Dataset entries
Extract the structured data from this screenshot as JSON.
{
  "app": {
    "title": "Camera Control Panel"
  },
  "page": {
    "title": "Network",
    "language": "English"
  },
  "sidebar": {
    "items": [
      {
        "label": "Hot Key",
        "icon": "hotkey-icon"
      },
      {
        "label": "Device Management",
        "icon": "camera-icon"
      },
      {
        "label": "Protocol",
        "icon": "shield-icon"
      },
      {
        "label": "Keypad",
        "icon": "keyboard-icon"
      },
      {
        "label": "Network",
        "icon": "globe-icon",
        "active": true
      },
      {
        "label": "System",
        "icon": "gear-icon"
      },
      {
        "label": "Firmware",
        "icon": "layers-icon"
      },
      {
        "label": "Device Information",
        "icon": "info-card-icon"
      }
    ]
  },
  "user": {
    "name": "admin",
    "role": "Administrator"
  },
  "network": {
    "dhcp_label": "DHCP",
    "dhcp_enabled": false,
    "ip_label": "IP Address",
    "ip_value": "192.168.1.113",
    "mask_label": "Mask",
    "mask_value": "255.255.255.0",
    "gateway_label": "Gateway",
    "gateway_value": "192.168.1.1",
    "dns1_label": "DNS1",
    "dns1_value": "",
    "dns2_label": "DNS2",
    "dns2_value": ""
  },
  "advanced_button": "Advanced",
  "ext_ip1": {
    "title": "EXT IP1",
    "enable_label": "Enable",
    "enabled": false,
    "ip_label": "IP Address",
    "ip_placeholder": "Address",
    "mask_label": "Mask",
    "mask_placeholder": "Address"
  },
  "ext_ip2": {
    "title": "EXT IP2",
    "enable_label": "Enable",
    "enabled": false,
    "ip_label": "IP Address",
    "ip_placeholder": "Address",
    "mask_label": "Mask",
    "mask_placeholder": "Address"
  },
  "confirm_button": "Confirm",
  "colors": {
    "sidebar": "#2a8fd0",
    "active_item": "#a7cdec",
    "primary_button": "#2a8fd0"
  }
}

▸ Task
Copy each line of the data above that holds "icon".

▸ Solution for this task
        "icon": "hotkey-icon"
        "icon": "camera-icon"
        "icon": "shield-icon"
        "icon": "keyboard-icon"
        "icon": "globe-icon",
        "icon": "gear-icon"
        "icon": "layers-icon"
        "icon": "info-card-icon"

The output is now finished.